Given exercise ▸
Retype the material below. Keep every word exactly as it is.

┄┄┄┄┄┄

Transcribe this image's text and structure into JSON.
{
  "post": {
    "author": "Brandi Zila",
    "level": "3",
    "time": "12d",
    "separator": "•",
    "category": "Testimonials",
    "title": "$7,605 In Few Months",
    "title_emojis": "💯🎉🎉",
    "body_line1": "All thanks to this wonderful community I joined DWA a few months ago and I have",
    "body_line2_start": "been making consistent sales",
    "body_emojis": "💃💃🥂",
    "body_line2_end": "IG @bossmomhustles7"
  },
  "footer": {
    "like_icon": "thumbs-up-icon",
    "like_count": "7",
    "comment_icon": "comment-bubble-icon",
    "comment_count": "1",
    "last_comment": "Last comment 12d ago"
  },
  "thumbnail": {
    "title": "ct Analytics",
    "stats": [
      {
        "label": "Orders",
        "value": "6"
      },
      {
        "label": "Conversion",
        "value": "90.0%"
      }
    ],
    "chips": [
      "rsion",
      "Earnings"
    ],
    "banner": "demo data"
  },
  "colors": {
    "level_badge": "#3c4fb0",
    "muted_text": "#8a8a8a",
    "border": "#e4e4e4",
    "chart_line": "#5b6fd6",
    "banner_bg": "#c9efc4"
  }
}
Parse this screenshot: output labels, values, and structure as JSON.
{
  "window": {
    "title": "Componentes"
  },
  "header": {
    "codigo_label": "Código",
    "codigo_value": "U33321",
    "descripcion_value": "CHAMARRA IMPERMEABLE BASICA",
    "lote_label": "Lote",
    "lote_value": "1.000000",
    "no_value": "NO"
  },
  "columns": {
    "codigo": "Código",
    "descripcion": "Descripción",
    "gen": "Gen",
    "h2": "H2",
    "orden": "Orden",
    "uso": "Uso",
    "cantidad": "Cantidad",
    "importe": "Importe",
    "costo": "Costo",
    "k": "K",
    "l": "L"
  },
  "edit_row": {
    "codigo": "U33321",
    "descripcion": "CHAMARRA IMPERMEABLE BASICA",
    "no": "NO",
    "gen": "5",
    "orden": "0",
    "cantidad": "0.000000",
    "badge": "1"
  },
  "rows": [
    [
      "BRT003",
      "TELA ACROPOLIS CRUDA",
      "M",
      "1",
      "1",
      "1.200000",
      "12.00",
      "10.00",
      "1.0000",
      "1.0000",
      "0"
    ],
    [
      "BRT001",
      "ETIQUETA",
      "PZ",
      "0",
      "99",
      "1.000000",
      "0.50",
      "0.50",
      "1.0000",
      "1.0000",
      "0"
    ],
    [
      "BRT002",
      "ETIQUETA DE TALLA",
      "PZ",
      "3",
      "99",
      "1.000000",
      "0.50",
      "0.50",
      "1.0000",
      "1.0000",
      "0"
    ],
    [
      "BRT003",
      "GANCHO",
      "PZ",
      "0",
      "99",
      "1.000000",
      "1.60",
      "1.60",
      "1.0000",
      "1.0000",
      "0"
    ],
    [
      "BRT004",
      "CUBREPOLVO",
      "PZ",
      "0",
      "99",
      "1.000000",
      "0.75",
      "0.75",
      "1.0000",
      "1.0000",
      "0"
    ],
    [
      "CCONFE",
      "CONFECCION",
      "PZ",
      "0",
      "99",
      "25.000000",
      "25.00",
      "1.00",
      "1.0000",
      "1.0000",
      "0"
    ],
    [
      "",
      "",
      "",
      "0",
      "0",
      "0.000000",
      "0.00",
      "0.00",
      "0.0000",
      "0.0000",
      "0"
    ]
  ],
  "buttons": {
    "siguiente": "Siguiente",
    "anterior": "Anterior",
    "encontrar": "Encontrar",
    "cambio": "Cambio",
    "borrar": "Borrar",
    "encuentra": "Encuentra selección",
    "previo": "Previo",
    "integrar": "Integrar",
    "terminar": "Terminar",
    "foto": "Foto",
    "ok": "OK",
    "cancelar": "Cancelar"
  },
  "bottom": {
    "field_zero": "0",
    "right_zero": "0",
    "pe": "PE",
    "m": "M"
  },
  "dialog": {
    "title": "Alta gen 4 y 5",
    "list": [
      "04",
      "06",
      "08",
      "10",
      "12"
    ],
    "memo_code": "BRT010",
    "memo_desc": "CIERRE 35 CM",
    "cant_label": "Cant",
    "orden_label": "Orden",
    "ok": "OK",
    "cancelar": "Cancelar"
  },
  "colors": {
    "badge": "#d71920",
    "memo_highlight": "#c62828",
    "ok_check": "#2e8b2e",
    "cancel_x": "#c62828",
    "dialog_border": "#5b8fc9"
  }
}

┄┄┄┄┄┄

Response below ▸
Transcribe this image's text and structure into JSON.
{
  "post": {
    "author": "Brandi Zila",
    "level": "3",
    "time": "12d",
    "separator": "•",
    "category": "Testimonials",
    "title": "$7,605 In Few Months",
    "title_emojis": "💯🎉🎉",
    "body_line1": "All thanks to this wonderful community I joined DWA a few months ago and I have",
    "body_line2_start": "been making consistent sales",
    "body_emojis": "💃💃🥂",
    "body_line2_end": "IG @bossmomhustles7"
  },
  "footer": {
    "like_icon": "thumbs-up-icon",
    "like_count": "7",
    "comment_icon": "comment-bubble-icon",
    "comment_count": "1",
    "last_comment": "Last comment 12d ago"
  },
  "thumbnail": {
    "title": "ct Analytics",
    "stats": [
      {
        "label": "Orders",
        "value": "6"
      },
      {
        "label": "Conversion",
        "value": "90.0%"
      }
    ],
    "chips": [
      "rsion",
      "Earnings"
    ],
    "banner": "demo data"
  },
  "colors": {
    "level_badge": "#3c4fb0",
    "muted_text": "#8a8a8a",
    "border": "#e4e4e4",
    "chart_line": "#5b6fd6",
    "banner_bg": "#c9efc4"
  }
}
Parse this screenshot: output labels, values, and structure as JSON.
{
  "window": {
    "title": "Componentes"
  },
  "header": {
    "codigo_label": "Código",
    "codigo_value": "U33321",
    "descripcion_value": "CHAMARRA IMPERMEABLE BASICA",
    "lote_label": "Lote",
    "lote_value": "1.000000",
    "no_value": "NO"
  },
  "columns": {
    "codigo": "Código",
    "descripcion": "Descripción",
    "gen": "Gen",
    "h2": "H2",
    "orden": "Orden",
    "uso": "Uso",
    "cantidad": "Cantidad",
    "importe": "Importe",
    "costo": "Costo",
    "k": "K",
    "l": "L"
  },
  "edit_row": {
    "codigo": "U33321",
    "descripcion": "CHAMARRA IMPERMEABLE BASICA",
    "no": "NO",
    "gen": "5",
    "orden": "0",
    "cantidad": "0.000000",
    "badge": "1"
  },
  "rows": [
    [
      "BRT003",
      "TELA ACROPOLIS CRUDA",
      "M",
      "1",
      "1",
      "1.200000",
      "12.00",
      "10.00",
      "1.0000",
      "1.0000",
      "0"
    ],
    [
      "BRT001",
      "ETIQUETA",
      "PZ",
      "0",
      "99",
      "1.000000",
      "0.50",
      "0.50",
      "1.0000",
      "1.0000",
      "0"
    ],
    [
      "BRT002",
      "ETIQUETA DE TALLA",
      "PZ",
      "3",
      "99",
      "1.000000",
      "0.50",
      "0.50",
      "1.0000",
      "1.0000",
      "0"
    ],
    [
      "BRT003",
      "GANCHO",
      "PZ",
      "0",
      "99",
      "1.000000",
      "1.60",
      "1.60",
      "1.0000",
      "1.0000",
      "0"
    ],
    [
      "BRT004",
      "CUBREPOLVO",
      "PZ",
      "0",
      "99",
      "1.000000",
      "0.75",
      "0.75",
      "1.0000",
      "1.0000",
      "0"
    ],
    [
      "CCONFE",
      "CONFECCION",
      "PZ",
      "0",
      "99",
      "25.000000",
      "25.00",
      "1.00",
      "1.0000",
      "1.0000",
      "0"
    ],
    [
      "",
      "",
      "",
      "0",
      "0",
      "0.000000",
      "0.00",
      "0.00",
      "0.0000",
      "0.0000",
      "0"
    ]
  ],
  "buttons": {
    "siguiente": "Siguiente",
    "anterior": "Anterior",
    "encontrar": "Encontrar",
    "cambio": "Cambio",
    "borrar": "Borrar",
    "encuentra": "Encuentra selección",
    "previo": "Previo",
    "integrar": "Integrar",
    "terminar": "Terminar",
    "foto": "Foto",
    "ok": "OK",
    "cancelar": "Cancelar"
  },
  "bottom": {
    "field_zero": "0",
    "right_zero": "0",
    "pe": "PE",
    "m": "M"
  },
  "dialog": {
    "title": "Alta gen 4 y 5",
    "list": [
      "04",
      "06",
      "08",
      "10",
      "12"
    ],
    "memo_code": "BRT010",
    "memo_desc": "CIERRE 35 CM",
    "cant_label": "Cant",
    "orden_label": "Orden",
    "ok": "OK",
    "cancelar": "Cancelar"
  },
  "colors": {
    "badge": "#d71920",
    "memo_highlight": "#c62828",
    "ok_check": "#2e8b2e",
    "cancel_x": "#c62828",
    "dialog_border": "#5b8fc9"
  }
}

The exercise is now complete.